■ TASK GOAL ■
State the number of lines in the material below that have "DCIM" in them, without any other text.

START AVAILABLE DATA

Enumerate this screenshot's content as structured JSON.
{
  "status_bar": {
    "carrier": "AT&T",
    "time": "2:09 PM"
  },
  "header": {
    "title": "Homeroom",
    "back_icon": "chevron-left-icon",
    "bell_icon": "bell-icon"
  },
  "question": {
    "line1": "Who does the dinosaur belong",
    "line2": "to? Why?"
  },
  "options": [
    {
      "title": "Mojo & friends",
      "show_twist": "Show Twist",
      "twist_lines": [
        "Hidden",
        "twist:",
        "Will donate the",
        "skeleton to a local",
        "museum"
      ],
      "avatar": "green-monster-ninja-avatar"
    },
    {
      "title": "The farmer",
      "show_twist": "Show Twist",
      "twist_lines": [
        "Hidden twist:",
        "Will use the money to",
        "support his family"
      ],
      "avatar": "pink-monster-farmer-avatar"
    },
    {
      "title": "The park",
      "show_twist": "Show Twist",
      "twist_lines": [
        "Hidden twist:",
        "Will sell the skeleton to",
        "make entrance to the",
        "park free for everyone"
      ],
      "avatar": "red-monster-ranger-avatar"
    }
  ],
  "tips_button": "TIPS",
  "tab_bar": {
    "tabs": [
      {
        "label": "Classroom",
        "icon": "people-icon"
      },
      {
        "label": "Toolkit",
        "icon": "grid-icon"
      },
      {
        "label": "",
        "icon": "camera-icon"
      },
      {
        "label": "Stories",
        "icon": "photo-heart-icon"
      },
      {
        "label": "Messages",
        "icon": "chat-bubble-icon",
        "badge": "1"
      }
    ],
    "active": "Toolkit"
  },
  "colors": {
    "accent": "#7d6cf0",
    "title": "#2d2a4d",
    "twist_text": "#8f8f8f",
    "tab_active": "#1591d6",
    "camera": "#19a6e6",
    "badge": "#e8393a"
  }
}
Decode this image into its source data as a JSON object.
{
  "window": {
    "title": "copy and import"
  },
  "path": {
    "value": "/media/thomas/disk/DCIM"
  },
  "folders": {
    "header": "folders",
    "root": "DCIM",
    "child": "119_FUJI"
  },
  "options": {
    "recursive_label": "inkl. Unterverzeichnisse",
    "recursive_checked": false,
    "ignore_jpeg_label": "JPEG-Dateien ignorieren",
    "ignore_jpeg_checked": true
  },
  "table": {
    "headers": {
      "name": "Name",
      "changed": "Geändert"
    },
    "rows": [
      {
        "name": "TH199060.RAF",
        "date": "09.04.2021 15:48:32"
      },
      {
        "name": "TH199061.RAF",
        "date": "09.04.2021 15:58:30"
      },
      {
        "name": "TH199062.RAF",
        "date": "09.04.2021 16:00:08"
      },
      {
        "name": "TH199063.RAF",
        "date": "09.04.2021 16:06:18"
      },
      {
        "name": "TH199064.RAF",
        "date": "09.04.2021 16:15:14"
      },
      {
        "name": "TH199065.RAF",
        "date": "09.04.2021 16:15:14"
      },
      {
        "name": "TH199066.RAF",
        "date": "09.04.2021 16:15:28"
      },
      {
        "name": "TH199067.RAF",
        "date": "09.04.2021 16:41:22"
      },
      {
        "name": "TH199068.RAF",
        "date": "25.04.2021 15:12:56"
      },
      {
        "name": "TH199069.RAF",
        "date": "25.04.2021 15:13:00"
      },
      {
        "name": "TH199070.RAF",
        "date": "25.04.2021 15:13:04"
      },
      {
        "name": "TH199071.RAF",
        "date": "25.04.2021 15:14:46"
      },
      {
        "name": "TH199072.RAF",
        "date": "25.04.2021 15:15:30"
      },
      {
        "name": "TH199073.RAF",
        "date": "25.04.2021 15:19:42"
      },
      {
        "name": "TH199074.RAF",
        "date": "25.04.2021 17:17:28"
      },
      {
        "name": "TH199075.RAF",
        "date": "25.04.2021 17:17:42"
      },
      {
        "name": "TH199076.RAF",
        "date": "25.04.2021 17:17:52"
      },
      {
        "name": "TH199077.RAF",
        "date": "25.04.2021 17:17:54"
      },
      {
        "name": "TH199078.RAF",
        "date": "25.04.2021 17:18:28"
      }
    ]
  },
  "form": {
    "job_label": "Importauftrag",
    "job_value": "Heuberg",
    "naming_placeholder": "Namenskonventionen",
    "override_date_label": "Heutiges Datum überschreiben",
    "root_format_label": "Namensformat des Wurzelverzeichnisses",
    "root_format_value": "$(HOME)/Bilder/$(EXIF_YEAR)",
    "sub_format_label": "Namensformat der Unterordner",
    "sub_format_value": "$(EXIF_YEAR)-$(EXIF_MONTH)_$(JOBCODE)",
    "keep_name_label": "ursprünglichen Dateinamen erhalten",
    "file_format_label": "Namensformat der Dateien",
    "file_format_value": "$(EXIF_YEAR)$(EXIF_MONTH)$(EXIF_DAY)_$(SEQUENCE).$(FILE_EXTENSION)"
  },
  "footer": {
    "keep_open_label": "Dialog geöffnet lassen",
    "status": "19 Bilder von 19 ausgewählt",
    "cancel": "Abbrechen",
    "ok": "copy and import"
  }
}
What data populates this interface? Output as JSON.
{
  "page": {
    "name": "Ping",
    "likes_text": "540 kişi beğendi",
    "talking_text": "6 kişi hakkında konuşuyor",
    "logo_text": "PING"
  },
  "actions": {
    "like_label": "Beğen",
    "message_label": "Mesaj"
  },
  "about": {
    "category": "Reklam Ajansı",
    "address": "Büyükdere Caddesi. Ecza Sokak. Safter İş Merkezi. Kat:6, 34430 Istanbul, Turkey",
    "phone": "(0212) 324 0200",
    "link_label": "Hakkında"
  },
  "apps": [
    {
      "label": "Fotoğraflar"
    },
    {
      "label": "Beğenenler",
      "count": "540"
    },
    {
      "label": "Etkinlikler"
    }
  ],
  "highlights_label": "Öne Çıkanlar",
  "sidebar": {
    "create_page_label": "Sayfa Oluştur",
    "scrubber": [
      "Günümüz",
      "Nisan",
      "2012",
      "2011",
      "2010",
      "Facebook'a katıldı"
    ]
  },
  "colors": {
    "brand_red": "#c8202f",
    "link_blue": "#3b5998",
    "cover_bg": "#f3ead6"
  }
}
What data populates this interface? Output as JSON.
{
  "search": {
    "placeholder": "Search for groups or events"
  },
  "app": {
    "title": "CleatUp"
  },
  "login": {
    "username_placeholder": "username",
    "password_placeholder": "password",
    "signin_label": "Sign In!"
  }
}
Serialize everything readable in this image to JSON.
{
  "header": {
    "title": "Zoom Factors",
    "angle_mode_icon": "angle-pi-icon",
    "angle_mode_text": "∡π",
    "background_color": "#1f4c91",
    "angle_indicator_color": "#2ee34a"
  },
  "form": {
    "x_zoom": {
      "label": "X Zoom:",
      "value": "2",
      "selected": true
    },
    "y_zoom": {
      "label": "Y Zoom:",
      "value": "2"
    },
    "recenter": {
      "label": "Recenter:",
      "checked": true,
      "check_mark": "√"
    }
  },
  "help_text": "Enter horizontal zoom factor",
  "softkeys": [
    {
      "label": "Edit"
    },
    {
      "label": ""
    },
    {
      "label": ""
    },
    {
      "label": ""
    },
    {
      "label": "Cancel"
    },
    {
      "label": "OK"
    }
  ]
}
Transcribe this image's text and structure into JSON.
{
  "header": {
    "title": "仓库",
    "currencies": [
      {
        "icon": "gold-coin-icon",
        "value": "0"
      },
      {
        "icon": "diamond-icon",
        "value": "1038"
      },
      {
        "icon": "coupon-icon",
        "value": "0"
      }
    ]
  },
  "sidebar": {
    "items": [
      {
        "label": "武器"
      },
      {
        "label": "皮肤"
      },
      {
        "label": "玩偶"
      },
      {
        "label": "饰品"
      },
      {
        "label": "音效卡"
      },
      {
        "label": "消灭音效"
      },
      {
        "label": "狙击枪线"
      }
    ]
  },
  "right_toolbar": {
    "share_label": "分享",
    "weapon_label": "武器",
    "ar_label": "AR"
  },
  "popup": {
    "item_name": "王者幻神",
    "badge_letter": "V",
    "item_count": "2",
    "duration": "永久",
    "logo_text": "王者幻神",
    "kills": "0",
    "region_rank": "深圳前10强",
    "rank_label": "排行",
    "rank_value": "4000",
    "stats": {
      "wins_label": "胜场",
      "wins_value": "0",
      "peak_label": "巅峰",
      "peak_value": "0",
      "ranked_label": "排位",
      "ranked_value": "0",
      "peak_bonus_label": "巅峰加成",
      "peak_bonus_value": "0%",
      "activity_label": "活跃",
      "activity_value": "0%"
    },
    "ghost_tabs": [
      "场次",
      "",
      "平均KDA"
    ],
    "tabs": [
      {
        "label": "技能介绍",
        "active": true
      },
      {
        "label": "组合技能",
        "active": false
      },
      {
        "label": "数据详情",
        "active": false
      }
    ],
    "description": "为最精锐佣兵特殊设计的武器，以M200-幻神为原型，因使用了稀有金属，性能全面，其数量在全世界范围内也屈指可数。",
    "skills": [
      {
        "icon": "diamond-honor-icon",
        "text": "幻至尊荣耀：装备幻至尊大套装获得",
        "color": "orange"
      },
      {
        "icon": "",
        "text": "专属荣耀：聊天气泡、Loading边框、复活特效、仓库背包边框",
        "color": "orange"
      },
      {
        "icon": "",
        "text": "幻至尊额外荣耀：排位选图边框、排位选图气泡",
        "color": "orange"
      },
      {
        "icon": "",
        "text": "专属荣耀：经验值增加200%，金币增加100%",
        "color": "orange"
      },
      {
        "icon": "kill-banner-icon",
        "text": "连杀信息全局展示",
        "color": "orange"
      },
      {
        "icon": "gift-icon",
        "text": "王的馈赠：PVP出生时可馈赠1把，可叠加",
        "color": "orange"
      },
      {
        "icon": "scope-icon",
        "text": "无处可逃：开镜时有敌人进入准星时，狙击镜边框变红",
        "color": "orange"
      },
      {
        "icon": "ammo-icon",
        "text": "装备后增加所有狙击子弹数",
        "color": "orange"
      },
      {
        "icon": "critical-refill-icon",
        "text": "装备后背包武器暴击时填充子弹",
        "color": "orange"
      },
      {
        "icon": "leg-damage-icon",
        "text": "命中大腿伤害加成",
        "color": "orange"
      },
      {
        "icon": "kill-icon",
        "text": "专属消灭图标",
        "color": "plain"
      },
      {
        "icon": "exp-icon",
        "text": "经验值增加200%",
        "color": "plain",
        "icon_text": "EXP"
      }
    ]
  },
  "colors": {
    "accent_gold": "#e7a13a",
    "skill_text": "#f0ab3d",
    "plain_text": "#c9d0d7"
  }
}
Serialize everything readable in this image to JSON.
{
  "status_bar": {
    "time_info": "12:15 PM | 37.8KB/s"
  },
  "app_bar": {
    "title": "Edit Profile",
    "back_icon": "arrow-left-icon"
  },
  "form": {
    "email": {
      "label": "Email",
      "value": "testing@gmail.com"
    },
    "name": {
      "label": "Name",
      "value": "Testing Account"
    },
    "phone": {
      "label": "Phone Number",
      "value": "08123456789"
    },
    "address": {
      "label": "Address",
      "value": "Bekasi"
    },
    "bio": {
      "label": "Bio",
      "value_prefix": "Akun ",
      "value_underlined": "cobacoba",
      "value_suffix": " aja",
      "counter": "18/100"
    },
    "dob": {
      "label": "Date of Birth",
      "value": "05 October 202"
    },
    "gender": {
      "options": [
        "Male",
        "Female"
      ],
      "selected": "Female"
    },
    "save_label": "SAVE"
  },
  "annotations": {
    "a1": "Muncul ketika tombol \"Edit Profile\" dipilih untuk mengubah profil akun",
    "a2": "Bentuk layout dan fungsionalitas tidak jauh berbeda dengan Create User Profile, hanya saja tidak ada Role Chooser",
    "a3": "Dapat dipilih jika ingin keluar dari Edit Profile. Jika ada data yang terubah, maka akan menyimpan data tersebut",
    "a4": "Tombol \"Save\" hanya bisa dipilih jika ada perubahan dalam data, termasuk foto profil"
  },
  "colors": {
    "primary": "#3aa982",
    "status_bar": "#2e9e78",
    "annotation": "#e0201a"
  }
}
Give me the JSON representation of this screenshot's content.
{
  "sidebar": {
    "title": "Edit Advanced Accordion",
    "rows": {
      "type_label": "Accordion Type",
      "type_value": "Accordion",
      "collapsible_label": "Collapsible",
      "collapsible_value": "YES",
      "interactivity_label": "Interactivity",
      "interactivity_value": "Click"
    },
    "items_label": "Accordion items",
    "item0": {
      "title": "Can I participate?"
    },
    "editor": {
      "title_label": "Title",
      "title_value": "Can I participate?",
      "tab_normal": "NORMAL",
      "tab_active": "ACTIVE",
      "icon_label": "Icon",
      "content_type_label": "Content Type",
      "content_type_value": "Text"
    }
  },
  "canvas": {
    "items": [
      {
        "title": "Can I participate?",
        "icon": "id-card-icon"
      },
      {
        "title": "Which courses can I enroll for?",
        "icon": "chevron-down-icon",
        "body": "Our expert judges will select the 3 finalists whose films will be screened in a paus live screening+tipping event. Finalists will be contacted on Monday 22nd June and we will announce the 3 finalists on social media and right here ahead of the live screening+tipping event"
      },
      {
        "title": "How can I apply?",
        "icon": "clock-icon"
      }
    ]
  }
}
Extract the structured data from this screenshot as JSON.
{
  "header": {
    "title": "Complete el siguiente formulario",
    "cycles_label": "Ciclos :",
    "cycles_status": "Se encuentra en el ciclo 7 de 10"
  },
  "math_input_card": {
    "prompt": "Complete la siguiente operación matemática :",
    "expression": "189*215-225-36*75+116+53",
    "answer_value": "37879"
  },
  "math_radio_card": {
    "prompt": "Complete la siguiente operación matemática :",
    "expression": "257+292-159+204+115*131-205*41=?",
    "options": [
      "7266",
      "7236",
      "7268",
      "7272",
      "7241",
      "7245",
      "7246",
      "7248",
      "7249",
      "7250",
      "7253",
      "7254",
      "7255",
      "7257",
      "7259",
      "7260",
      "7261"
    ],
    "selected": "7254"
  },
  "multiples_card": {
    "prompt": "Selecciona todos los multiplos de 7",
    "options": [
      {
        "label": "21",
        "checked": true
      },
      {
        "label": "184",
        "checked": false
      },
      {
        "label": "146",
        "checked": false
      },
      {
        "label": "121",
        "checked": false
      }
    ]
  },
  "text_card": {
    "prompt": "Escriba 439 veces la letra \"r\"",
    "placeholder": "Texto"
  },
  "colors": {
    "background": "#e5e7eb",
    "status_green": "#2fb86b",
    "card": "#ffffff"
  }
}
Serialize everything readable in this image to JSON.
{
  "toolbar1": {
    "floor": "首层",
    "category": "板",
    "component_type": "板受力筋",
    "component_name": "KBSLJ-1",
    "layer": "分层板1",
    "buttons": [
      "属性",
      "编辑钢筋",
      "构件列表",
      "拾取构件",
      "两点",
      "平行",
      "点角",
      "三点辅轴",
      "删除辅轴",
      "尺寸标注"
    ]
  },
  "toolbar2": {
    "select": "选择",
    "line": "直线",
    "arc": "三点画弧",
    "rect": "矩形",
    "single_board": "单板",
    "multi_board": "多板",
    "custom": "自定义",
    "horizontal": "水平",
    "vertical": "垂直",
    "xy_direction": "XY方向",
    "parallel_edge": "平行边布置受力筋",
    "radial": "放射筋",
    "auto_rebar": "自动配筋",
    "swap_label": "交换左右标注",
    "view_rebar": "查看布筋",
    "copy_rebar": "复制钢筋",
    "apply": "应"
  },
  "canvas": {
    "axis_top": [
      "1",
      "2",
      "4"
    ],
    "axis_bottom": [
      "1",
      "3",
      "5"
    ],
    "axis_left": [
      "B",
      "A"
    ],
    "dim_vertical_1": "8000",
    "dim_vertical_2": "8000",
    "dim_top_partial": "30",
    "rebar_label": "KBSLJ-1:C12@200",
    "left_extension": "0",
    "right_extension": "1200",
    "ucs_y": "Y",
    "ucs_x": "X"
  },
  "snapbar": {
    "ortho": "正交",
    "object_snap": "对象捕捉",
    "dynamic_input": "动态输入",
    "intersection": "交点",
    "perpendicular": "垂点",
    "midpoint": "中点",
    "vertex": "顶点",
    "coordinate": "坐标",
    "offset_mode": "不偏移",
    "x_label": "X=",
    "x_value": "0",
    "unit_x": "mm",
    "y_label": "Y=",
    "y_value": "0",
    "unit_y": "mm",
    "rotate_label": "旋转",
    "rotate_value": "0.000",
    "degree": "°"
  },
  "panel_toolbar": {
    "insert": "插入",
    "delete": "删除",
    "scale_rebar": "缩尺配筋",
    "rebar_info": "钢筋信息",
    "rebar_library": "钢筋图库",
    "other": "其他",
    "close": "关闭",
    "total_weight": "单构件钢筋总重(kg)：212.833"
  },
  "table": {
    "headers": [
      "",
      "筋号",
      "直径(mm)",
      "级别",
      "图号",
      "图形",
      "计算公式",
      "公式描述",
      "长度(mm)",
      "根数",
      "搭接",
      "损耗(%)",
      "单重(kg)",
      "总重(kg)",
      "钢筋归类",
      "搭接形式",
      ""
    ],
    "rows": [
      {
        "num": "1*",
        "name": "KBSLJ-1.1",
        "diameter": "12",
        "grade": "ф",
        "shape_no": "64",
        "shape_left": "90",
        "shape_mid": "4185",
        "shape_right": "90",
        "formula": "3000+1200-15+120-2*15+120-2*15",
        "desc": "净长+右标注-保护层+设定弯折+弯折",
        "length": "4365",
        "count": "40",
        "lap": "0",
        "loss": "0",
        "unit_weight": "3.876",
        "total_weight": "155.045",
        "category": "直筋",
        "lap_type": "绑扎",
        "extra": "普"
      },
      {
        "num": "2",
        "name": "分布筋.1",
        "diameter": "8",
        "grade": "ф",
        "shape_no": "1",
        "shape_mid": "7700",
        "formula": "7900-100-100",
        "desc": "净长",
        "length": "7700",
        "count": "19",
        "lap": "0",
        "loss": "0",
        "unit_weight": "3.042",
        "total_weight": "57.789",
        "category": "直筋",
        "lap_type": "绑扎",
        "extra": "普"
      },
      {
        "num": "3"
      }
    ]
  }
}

END AVAILABLE DATA

■ COMPLETED EXERCISE ■
2